From the entries, filter out every line that lacks "föräldrar" and copy the rest.

-------- Records for the exercise

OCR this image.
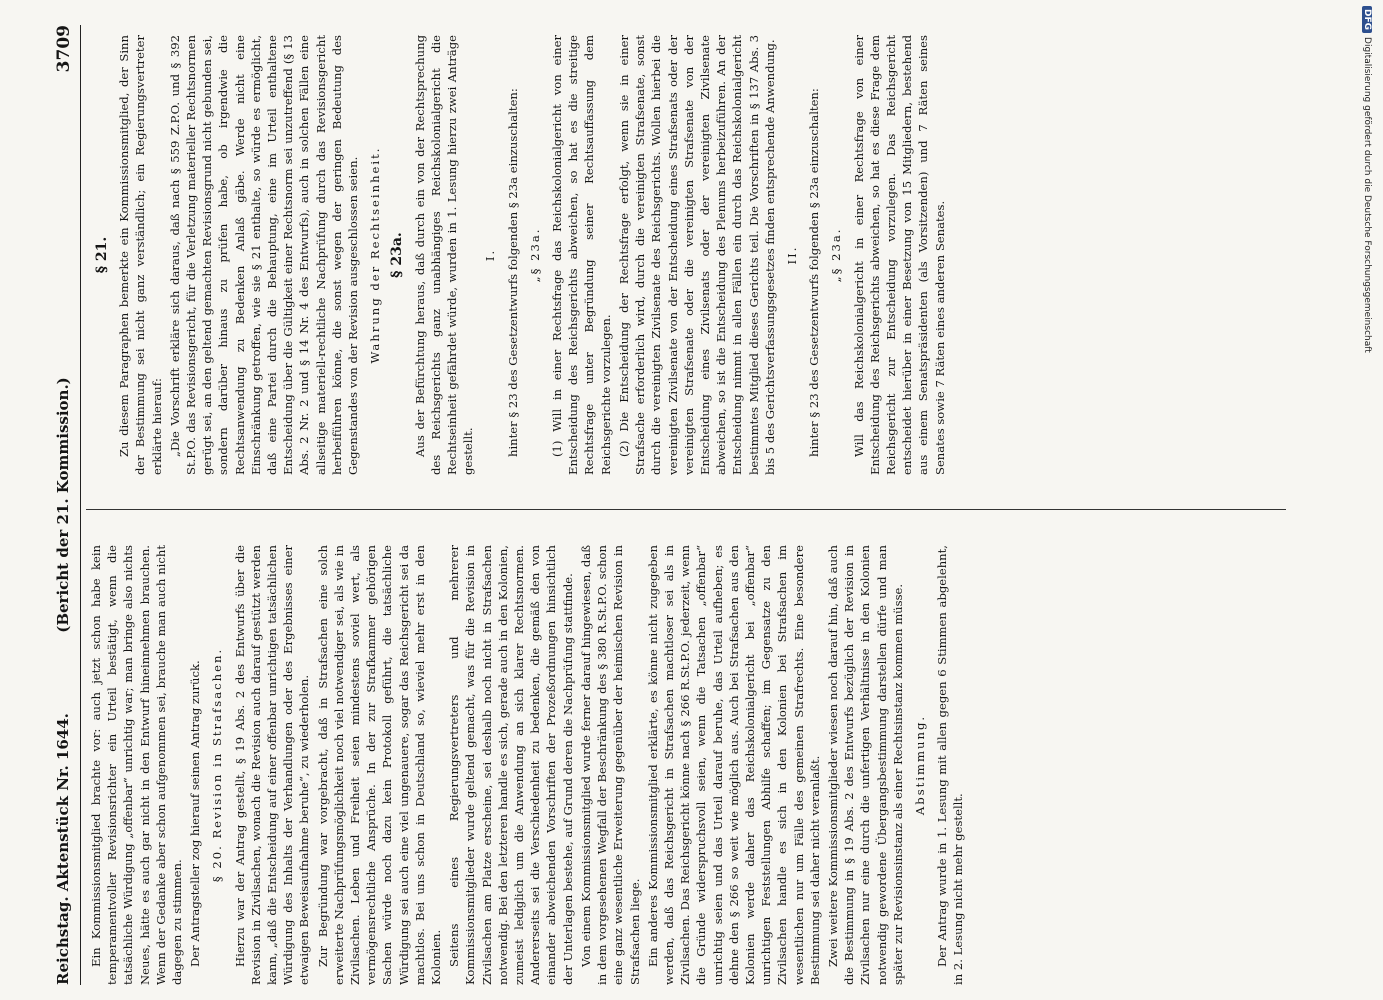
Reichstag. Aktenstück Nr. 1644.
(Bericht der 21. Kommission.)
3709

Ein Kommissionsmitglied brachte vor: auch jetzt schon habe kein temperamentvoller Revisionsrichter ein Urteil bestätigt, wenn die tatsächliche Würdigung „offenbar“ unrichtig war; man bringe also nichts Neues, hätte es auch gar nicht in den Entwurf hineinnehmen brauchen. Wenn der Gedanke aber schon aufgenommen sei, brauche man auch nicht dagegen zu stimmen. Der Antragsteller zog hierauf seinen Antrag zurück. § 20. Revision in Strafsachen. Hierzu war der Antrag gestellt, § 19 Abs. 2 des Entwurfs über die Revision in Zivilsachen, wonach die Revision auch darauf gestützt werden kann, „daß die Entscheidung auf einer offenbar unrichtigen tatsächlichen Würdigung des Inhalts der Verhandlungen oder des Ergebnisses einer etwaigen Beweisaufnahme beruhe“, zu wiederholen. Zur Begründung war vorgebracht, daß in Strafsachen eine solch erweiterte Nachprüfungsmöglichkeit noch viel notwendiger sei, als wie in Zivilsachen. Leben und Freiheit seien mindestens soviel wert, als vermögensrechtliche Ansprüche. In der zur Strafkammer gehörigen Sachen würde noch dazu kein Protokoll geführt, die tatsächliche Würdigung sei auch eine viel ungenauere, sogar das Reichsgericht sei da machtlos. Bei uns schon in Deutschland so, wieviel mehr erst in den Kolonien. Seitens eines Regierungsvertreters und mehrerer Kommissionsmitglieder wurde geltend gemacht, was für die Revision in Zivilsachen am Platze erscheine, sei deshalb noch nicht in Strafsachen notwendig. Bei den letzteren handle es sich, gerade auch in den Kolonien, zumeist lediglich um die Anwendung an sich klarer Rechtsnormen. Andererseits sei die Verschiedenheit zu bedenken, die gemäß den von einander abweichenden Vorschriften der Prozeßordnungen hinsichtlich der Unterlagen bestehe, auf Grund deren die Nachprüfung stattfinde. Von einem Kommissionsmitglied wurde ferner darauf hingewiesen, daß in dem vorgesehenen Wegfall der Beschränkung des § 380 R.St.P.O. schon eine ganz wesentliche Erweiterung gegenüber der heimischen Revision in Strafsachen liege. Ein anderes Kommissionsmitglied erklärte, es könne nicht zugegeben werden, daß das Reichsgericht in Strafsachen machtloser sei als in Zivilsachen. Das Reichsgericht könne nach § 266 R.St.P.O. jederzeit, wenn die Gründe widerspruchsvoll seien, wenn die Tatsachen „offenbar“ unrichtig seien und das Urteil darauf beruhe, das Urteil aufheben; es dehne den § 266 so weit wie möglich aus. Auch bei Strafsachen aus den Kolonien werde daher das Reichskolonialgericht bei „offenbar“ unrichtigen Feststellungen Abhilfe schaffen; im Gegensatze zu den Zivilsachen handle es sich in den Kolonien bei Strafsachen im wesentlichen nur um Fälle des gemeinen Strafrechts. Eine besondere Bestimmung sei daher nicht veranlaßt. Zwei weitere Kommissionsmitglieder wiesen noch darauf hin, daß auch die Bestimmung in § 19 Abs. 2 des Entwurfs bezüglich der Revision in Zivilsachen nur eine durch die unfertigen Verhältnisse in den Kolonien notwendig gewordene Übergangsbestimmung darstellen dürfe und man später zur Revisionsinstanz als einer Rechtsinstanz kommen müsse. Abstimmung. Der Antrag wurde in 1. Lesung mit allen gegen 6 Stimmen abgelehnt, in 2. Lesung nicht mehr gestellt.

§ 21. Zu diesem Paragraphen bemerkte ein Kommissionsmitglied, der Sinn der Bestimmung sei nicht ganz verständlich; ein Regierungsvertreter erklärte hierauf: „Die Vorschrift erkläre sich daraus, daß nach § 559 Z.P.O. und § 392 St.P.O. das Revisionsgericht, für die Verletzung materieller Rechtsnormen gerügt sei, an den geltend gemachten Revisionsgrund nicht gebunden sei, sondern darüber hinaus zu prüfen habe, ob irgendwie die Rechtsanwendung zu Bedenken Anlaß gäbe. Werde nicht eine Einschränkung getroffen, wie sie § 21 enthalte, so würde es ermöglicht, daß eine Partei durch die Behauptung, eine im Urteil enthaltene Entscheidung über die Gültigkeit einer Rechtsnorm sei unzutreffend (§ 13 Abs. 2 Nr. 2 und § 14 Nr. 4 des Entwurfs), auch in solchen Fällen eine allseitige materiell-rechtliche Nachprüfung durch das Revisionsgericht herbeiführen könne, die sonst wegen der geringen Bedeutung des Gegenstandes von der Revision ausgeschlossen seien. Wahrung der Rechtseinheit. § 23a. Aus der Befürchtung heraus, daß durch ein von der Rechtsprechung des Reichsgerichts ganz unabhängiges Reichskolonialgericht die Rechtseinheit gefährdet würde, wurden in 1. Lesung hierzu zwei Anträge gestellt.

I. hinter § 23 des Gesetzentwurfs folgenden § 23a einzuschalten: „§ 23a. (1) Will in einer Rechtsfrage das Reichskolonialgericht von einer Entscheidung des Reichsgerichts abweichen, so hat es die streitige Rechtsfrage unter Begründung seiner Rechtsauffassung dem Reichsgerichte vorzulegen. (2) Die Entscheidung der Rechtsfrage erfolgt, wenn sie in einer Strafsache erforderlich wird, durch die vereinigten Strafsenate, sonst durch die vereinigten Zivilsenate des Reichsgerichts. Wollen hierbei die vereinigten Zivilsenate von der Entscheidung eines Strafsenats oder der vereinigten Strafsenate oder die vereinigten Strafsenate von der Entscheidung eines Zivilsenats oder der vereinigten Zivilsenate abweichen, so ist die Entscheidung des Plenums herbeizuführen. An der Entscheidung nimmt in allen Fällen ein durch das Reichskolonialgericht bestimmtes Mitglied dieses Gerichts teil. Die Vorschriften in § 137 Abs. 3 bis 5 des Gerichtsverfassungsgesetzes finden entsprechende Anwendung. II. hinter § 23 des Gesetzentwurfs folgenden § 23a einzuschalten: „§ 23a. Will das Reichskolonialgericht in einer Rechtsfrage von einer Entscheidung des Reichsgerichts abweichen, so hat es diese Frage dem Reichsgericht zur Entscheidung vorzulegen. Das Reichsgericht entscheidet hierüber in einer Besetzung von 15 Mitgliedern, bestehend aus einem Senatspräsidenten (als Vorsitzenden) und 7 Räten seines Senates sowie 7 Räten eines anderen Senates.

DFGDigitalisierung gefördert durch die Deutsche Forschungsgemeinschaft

----------------
-------- Records for the exercise

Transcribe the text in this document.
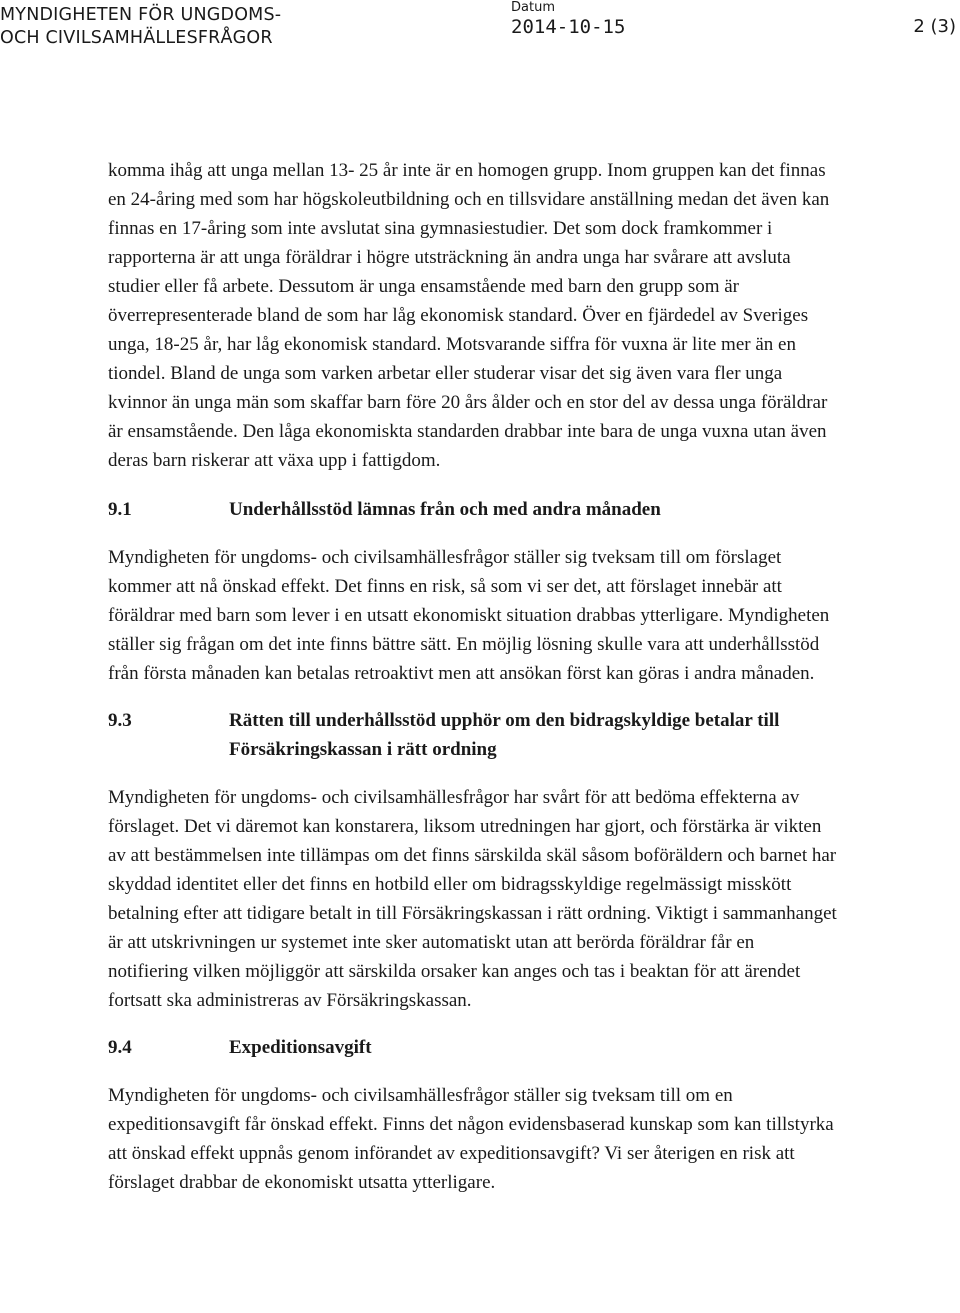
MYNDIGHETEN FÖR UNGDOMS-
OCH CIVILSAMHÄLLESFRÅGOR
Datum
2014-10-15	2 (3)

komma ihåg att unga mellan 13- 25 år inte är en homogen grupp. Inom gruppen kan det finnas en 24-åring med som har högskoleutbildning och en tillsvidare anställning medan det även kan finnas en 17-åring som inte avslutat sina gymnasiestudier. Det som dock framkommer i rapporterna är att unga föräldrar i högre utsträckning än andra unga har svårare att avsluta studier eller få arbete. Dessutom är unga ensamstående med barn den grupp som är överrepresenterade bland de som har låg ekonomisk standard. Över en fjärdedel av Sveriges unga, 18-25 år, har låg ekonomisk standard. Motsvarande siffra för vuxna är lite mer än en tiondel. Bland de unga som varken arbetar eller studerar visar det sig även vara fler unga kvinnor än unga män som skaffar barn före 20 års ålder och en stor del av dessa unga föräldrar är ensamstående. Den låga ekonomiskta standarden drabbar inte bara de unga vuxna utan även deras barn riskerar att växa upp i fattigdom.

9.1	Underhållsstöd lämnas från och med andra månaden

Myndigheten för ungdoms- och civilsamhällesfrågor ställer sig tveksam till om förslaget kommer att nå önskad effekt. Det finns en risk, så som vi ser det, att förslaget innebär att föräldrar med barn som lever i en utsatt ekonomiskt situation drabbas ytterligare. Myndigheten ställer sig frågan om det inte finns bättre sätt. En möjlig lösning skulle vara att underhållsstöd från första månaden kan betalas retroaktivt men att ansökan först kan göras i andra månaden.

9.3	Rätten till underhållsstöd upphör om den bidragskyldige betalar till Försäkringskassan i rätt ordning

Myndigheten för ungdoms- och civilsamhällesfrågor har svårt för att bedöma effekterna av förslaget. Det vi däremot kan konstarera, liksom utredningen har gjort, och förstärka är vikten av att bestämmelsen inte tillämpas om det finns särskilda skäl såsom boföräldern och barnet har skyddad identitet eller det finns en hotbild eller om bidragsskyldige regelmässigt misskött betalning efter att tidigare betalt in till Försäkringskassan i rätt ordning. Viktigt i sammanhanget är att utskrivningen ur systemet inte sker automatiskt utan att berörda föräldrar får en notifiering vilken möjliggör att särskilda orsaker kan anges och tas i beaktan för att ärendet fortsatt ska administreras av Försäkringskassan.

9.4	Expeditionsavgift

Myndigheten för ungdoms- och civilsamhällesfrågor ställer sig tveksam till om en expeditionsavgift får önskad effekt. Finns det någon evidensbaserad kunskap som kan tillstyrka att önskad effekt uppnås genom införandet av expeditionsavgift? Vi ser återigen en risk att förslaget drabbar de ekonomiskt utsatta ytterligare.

----------------
-------- Records for the exercise

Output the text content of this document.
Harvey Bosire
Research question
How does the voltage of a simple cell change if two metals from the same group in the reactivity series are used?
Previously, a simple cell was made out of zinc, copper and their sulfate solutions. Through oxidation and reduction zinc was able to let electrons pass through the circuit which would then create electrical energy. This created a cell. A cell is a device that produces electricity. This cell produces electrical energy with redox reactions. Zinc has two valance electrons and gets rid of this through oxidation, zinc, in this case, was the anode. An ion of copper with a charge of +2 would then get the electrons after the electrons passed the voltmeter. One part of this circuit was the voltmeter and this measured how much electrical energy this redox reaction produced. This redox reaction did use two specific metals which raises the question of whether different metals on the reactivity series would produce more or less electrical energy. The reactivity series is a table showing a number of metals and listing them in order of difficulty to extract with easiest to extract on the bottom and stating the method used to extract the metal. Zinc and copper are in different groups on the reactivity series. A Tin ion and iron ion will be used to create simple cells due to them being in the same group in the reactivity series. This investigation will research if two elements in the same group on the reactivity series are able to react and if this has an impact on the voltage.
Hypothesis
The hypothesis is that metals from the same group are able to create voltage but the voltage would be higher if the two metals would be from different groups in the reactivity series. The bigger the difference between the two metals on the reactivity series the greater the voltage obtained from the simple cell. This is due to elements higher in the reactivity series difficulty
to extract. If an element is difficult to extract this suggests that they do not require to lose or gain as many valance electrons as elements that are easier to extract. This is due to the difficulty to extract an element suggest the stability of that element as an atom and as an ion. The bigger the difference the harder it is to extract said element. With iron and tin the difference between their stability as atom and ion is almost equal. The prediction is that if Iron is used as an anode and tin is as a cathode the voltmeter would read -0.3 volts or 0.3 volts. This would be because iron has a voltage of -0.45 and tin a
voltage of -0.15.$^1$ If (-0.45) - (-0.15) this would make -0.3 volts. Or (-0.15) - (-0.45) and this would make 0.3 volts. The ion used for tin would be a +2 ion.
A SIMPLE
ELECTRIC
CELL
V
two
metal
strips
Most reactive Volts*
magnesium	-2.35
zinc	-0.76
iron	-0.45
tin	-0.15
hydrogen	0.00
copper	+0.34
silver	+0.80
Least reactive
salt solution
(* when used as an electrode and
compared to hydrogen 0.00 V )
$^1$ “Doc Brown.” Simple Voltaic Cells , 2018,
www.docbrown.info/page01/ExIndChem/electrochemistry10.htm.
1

----------------

Problem solution
komma ihåg att unga mellan 13- 25 år inte är en homogen grupp. Inom gruppen kan det finnas en 24-åring med som har högskoleutbildning och en tillsvidare anställning medan det även kan finnas en 17-åring som inte avslutat sina gymnasiestudier. Det som dock framkommer i rapporterna är att unga föräldrar i högre utsträckning än andra unga har svårare att avsluta studier eller få arbete. Dessutom är unga ensamstående med barn den grupp som är överrepresenterade bland de som har låg ekonomisk standard. Över en fjärdedel av Sveriges unga, 18-25 år, har låg ekonomisk standard. Motsvarande siffra för vuxna är lite mer än en tiondel. Bland de unga som varken arbetar eller studerar visar det sig även vara fler unga kvinnor än unga män som skaffar barn före 20 års ålder och en stor del av dessa unga föräldrar är ensamstående. Den låga ekonomiskta standarden drabbar inte bara de unga vuxna utan även deras barn riskerar att växa upp i fattigdom.
Myndigheten för ungdoms- och civilsamhällesfrågor ställer sig tveksam till om förslaget kommer att nå önskad effekt. Det finns en risk, så som vi ser det, att förslaget innebär att föräldrar med barn som lever i en utsatt ekonomiskt situation drabbas ytterligare. Myndigheten ställer sig frågan om det inte finns bättre sätt. En möjlig lösning skulle vara att underhållsstöd från första månaden kan betalas retroaktivt men att ansökan först kan göras i andra månaden.
Myndigheten för ungdoms- och civilsamhällesfrågor har svårt för att bedöma effekterna av förslaget. Det vi däremot kan konstarera, liksom utredningen har gjort, och förstärka är vikten av att bestämmelsen inte tillämpas om det finns särskilda skäl såsom boföräldern och barnet har skyddad identitet eller det finns en hotbild eller om bidragsskyldige regelmässigt misskött betalning efter att tidigare betalt in till Försäkringskassan i rätt ordning. Viktigt i sammanhanget är att utskrivningen ur systemet inte sker automatiskt utan att berörda föräldrar får en notifiering vilken möjliggör att särskilda orsaker kan anges och tas i beaktan för att ärendet fortsatt ska administreras av Försäkringskassan.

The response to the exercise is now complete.